- [Directive]:
Without omitting anything, return the records precisely as given.

[Stored records]
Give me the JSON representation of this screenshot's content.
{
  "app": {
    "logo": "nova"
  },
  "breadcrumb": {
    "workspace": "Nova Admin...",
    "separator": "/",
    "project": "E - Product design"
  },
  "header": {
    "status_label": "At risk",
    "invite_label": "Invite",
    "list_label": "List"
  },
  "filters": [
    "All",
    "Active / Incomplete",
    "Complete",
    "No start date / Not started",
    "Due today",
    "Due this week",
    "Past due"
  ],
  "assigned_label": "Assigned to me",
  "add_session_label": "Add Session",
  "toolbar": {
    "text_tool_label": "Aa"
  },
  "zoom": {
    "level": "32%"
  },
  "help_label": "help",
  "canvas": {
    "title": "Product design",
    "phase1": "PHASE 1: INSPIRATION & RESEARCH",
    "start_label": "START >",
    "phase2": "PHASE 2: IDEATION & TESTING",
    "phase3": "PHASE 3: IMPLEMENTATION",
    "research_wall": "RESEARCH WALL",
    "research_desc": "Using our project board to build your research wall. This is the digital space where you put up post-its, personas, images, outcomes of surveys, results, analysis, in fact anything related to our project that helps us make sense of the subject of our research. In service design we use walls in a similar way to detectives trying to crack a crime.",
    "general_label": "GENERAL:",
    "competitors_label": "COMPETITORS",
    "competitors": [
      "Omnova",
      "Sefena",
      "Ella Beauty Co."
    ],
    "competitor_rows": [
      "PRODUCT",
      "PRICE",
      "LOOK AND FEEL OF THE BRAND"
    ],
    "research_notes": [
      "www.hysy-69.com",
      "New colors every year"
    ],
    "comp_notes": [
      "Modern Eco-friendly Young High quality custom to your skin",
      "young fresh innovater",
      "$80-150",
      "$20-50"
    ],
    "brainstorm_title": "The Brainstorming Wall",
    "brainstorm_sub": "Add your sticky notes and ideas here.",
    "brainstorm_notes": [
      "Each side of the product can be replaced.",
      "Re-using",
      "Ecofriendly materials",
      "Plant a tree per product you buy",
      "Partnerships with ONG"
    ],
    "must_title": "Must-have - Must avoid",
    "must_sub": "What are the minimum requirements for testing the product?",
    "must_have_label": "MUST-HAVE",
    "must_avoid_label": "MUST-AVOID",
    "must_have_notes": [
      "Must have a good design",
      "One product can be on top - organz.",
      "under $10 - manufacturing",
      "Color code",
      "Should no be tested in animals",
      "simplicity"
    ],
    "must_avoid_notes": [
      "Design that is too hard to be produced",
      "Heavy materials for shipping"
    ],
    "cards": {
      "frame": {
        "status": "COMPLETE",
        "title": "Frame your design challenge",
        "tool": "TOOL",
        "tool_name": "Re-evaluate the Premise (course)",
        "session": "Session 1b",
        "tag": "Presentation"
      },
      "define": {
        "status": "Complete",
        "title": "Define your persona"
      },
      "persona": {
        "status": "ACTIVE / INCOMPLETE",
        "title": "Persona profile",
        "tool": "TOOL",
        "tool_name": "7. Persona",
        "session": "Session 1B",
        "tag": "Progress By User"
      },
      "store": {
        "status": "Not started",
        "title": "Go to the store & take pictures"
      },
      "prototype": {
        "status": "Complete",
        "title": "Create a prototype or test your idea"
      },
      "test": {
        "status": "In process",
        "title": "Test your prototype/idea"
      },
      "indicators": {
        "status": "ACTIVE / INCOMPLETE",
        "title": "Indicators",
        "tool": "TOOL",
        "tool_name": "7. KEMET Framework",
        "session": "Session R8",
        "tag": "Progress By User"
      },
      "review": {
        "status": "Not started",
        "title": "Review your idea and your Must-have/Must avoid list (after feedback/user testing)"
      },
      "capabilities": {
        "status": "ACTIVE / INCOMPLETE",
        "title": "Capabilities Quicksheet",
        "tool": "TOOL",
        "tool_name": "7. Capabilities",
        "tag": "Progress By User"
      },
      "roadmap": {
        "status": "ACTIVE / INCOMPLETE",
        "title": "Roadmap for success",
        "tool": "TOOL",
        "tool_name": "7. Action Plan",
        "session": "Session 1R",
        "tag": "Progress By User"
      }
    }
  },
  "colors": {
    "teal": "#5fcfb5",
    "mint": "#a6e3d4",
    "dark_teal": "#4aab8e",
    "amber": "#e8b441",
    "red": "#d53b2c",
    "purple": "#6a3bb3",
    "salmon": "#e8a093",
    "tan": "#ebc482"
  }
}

- [Task output]:
Give me the JSON representation of this screenshot's content.
{
  "app": {
    "logo": "nova"
  },
  "breadcrumb": {
    "workspace": "Nova Admin...",
    "separator": "/",
    "project": "E - Product design"
  },
  "header": {
    "status_label": "At risk",
    "invite_label": "Invite",
    "list_label": "List"
  },
  "filters": [
    "All",
    "Active / Incomplete",
    "Complete",
    "No start date / Not started",
    "Due today",
    "Due this week",
    "Past due"
  ],
  "assigned_label": "Assigned to me",
  "add_session_label": "Add Session",
  "toolbar": {
    "text_tool_label": "Aa"
  },
  "zoom": {
    "level": "32%"
  },
  "help_label": "help",
  "canvas": {
    "title": "Product design",
    "phase1": "PHASE 1: INSPIRATION & RESEARCH",
    "start_label": "START >",
    "phase2": "PHASE 2: IDEATION & TESTING",
    "phase3": "PHASE 3: IMPLEMENTATION",
    "research_wall": "RESEARCH WALL",
    "research_desc": "Using our project board to build your research wall. This is the digital space where you put up post-its, personas, images, outcomes of surveys, results, analysis, in fact anything related to our project that helps us make sense of the subject of our research. In service design we use walls in a similar way to detectives trying to crack a crime.",
    "general_label": "GENERAL:",
    "competitors_label": "COMPETITORS",
    "competitors": [
      "Omnova",
      "Sefena",
      "Ella Beauty Co."
    ],
    "competitor_rows": [
      "PRODUCT",
      "PRICE",
      "LOOK AND FEEL OF THE BRAND"
    ],
    "research_notes": [
      "www.hysy-69.com",
      "New colors every year"
    ],
    "comp_notes": [
      "Modern Eco-friendly Young High quality custom to your skin",
      "young fresh innovater",
      "$80-150",
      "$20-50"
    ],
    "brainstorm_title": "The Brainstorming Wall",
    "brainstorm_sub": "Add your sticky notes and ideas here.",
    "brainstorm_notes": [
      "Each side of the product can be replaced.",
      "Re-using",
      "Ecofriendly materials",
      "Plant a tree per product you buy",
      "Partnerships with ONG"
    ],
    "must_title": "Must-have - Must avoid",
    "must_sub": "What are the minimum requirements for testing the product?",
    "must_have_label": "MUST-HAVE",
    "must_avoid_label": "MUST-AVOID",
    "must_have_notes": [
      "Must have a good design",
      "One product can be on top - organz.",
      "under $10 - manufacturing",
      "Color code",
      "Should no be tested in animals",
      "simplicity"
    ],
    "must_avoid_notes": [
      "Design that is too hard to be produced",
      "Heavy materials for shipping"
    ],
    "cards": {
      "frame": {
        "status": "COMPLETE",
        "title": "Frame your design challenge",
        "tool": "TOOL",
        "tool_name": "Re-evaluate the Premise (course)",
        "session": "Session 1b",
        "tag": "Presentation"
      },
      "define": {
        "status": "Complete",
        "title": "Define your persona"
      },
      "persona": {
        "status": "ACTIVE / INCOMPLETE",
        "title": "Persona profile",
        "tool": "TOOL",
        "tool_name": "7. Persona",
        "session": "Session 1B",
        "tag": "Progress By User"
      },
      "store": {
        "status": "Not started",
        "title": "Go to the store & take pictures"
      },
      "prototype": {
        "status": "Complete",
        "title": "Create a prototype or test your idea"
      },
      "test": {
        "status": "In process",
        "title": "Test your prototype/idea"
      },
      "indicators": {
        "status": "ACTIVE / INCOMPLETE",
        "title": "Indicators",
        "tool": "TOOL",
        "tool_name": "7. KEMET Framework",
        "session": "Session R8",
        "tag": "Progress By User"
      },
      "review": {
        "status": "Not started",
        "title": "Review your idea and your Must-have/Must avoid list (after feedback/user testing)"
      },
      "capabilities": {
        "status": "ACTIVE / INCOMPLETE",
        "title": "Capabilities Quicksheet",
        "tool": "TOOL",
        "tool_name": "7. Capabilities",
        "tag": "Progress By User"
      },
      "roadmap": {
        "status": "ACTIVE / INCOMPLETE",
        "title": "Roadmap for success",
        "tool": "TOOL",
        "tool_name": "7. Action Plan",
        "session": "Session 1R",
        "tag": "Progress By User"
      }
    }
  },
  "colors": {
    "teal": "#5fcfb5",
    "mint": "#a6e3d4",
    "dark_teal": "#4aab8e",
    "amber": "#e8b441",
    "red": "#d53b2c",
    "purple": "#6a3bb3",
    "salmon": "#e8a093",
    "tan": "#ebc482"
  }
}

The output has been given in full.